#### What needs to be done
Provide the number of lines containing the word "structure", and nothing else.

#### Chart and figure data
------------------------
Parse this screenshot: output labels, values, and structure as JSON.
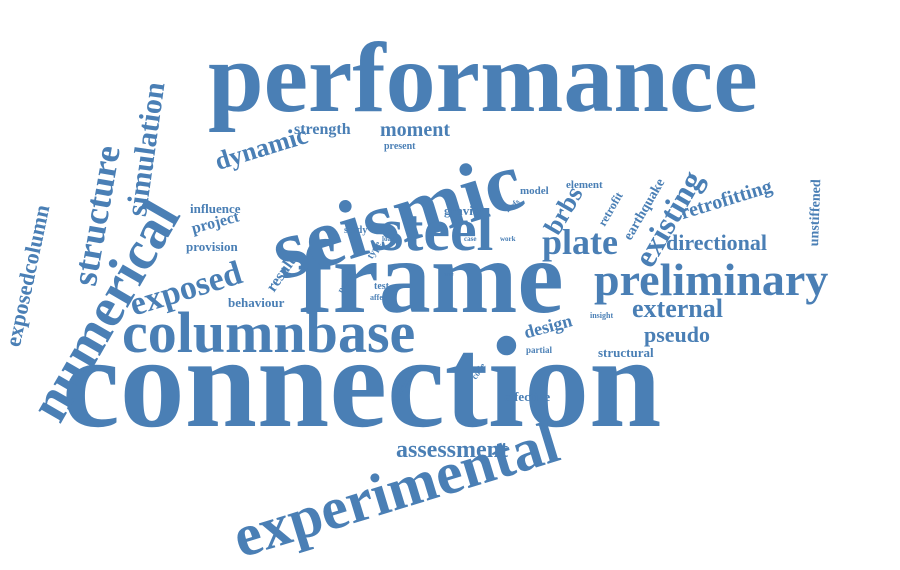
{
  "color": "#4a7fb5",
  "words": [
    {
      "text": "performance"
    },
    {
      "text": "connection"
    },
    {
      "text": "frame"
    },
    {
      "text": "seismic"
    },
    {
      "text": "experimental"
    },
    {
      "text": "columnbase"
    },
    {
      "text": "numerical"
    },
    {
      "text": "steel"
    },
    {
      "text": "preliminary"
    },
    {
      "text": "structure"
    },
    {
      "text": "simulation"
    },
    {
      "text": "exposed"
    },
    {
      "text": "existing"
    },
    {
      "text": "plate"
    },
    {
      "text": "exposedcolumn"
    },
    {
      "text": "assessment"
    },
    {
      "text": "dynamic"
    },
    {
      "text": "external"
    },
    {
      "text": "directional"
    },
    {
      "text": "retrofitting"
    },
    {
      "text": "pseudo"
    },
    {
      "text": "brbs"
    },
    {
      "text": "moment"
    },
    {
      "text": "design"
    },
    {
      "text": "strength"
    },
    {
      "text": "project"
    },
    {
      "text": "result"
    },
    {
      "text": "earthquake"
    },
    {
      "text": "unstiffened"
    },
    {
      "text": "effective"
    },
    {
      "text": "structural"
    },
    {
      "text": "retrofit"
    },
    {
      "text": "influence"
    },
    {
      "text": "behaviour"
    },
    {
      "text": "provision"
    },
    {
      "text": "gravity"
    },
    {
      "text": "element"
    },
    {
      "text": "model"
    },
    {
      "text": "present"
    },
    {
      "text": "study"
    },
    {
      "text": "type"
    },
    {
      "text": "paper"
    },
    {
      "text": "test"
    },
    {
      "text": "affect"
    },
    {
      "text": "insight"
    },
    {
      "text": "code"
    },
    {
      "text": "current"
    },
    {
      "text": "partial"
    },
    {
      "text": "mrfs"
    },
    {
      "text": "load"
    },
    {
      "text": "case"
    },
    {
      "text": "work"
    },
    {
      "text": "erie"
    }
  ]
}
------------------------
#### Completed exercise
2